[AIM] Scan the data beneath this task and copy each line that includes "Photo".

#### MATERIAL PROVIDED ####

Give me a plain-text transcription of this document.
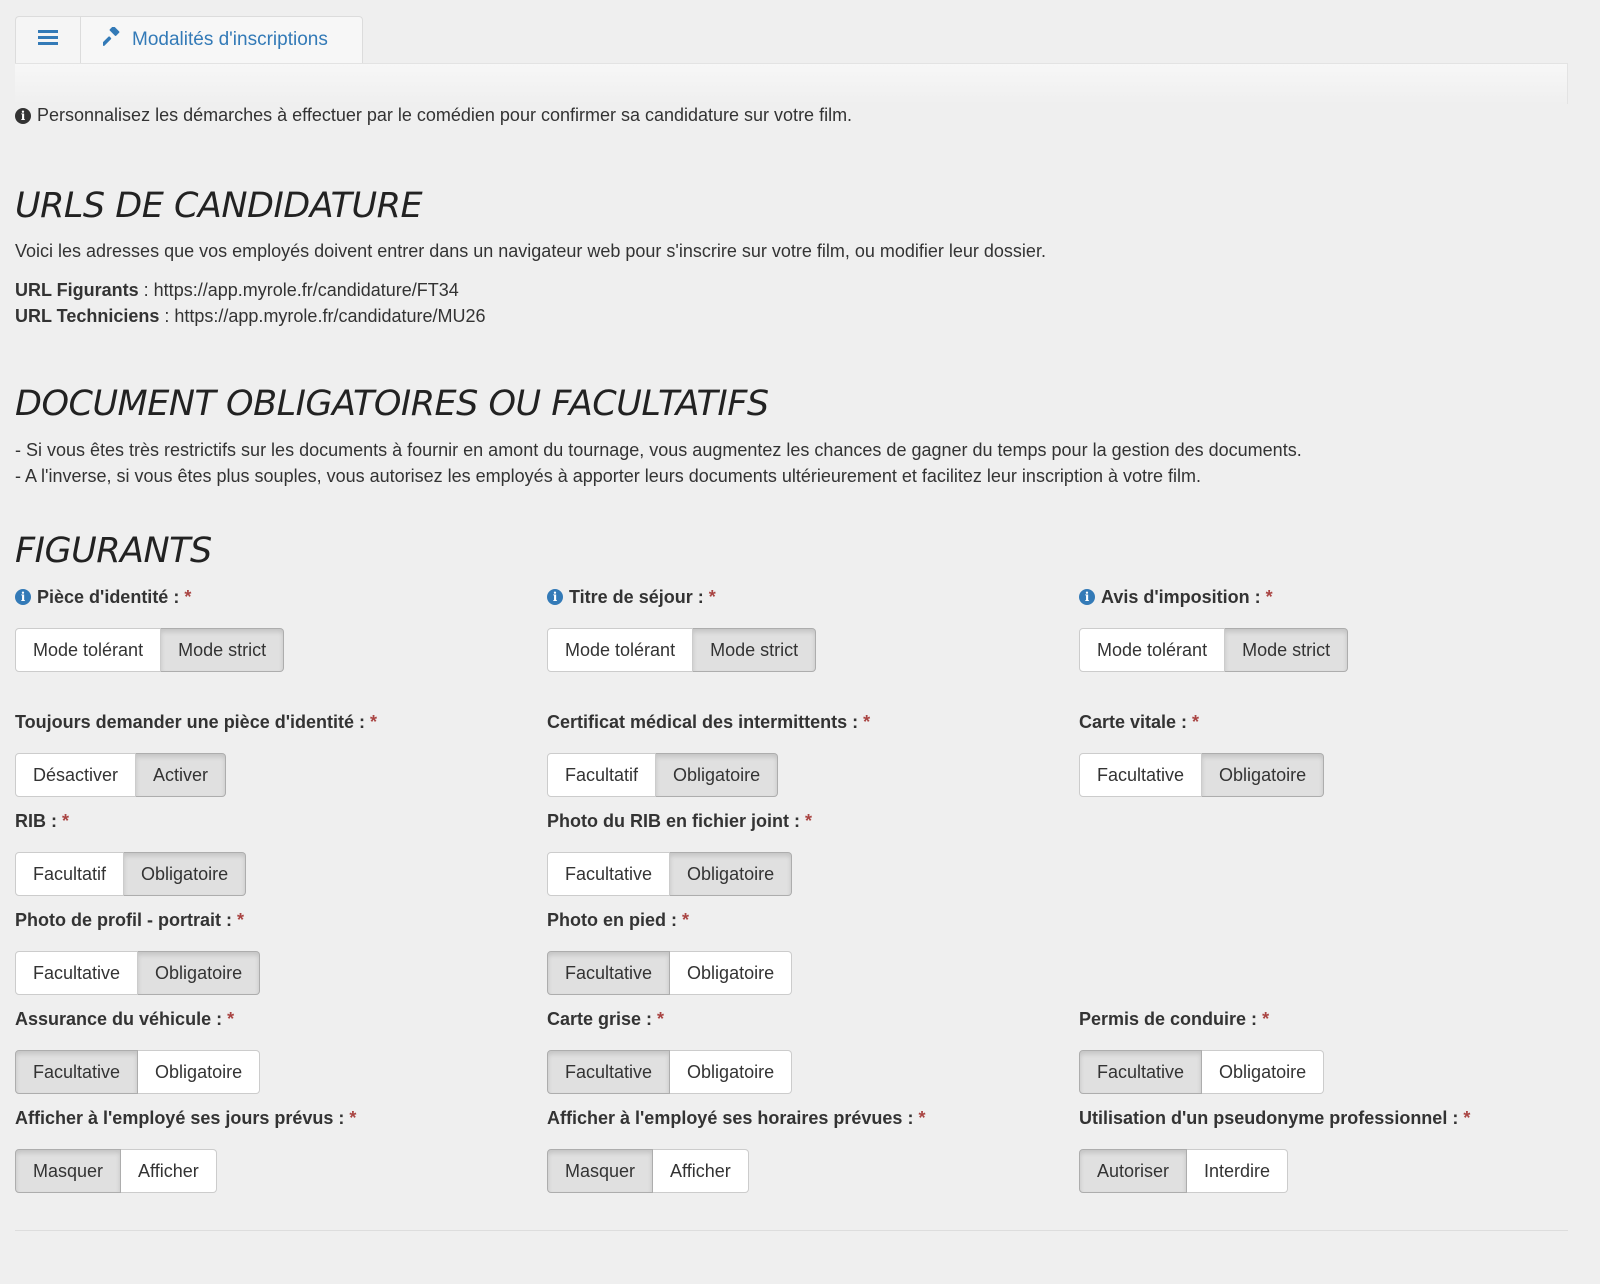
Modalités d'inscriptions
i Personnalisez les démarches à effectuer par le comédien pour confirmer sa candidature sur votre film.
URLS DE CANDIDATURE

Voici les adresses que vos employés doivent entrer dans un navigateur web pour s'inscrire sur votre film, ou modifier leur dossier.

URL Figurants : https://app.myrole.fr/candidature/FT34

URL Techniciens : https://app.myrole.fr/candidature/MU26

DOCUMENT OBLIGATOIRES OU FACULTATIFS

- Si vous êtes très restrictifs sur les documents à fournir en amont du tournage, vous augmentez les chances de gagner du temps pour la gestion des documents.

- A l'inverse, si vous êtes plus souples, vous autorisez les employés à apporter leurs documents ultérieurement et facilitez leur inscription à votre film.

FIGURANTS
i Pièce d'identité : *
Mode tolérant	Mode strict
i Titre de séjour : *
Mode tolérant	Mode strict
i Avis d'imposition : *
Mode tolérant	Mode strict
Toujours demander une pièce d'identité : *
Désactiver	Activer
Certificat médical des intermittents : *
Facultatif	Obligatoire
Carte vitale : *
Facultative	Obligatoire
RIB : *
Facultatif	Obligatoire
Photo du RIB en fichier joint : *
Facultative	Obligatoire
Photo de profil - portrait : *
Facultative	Obligatoire
Photo en pied : *
Facultative	Obligatoire
Assurance du véhicule : *
Facultative	Obligatoire
Carte grise : *
Facultative	Obligatoire
Permis de conduire : *
Facultative	Obligatoire
Afficher à l'employé ses jours prévus : *
Masquer	Afficher
Afficher à l'employé ses horaires prévues : *
Masquer	Afficher
Utilisation d'un pseudonyme professionnel : *
Autoriser	Interdire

####

[EXERCISE RESULT]
Photo du RIB en fichier joint : *
Photo de profil - portrait : *
Photo en pied : *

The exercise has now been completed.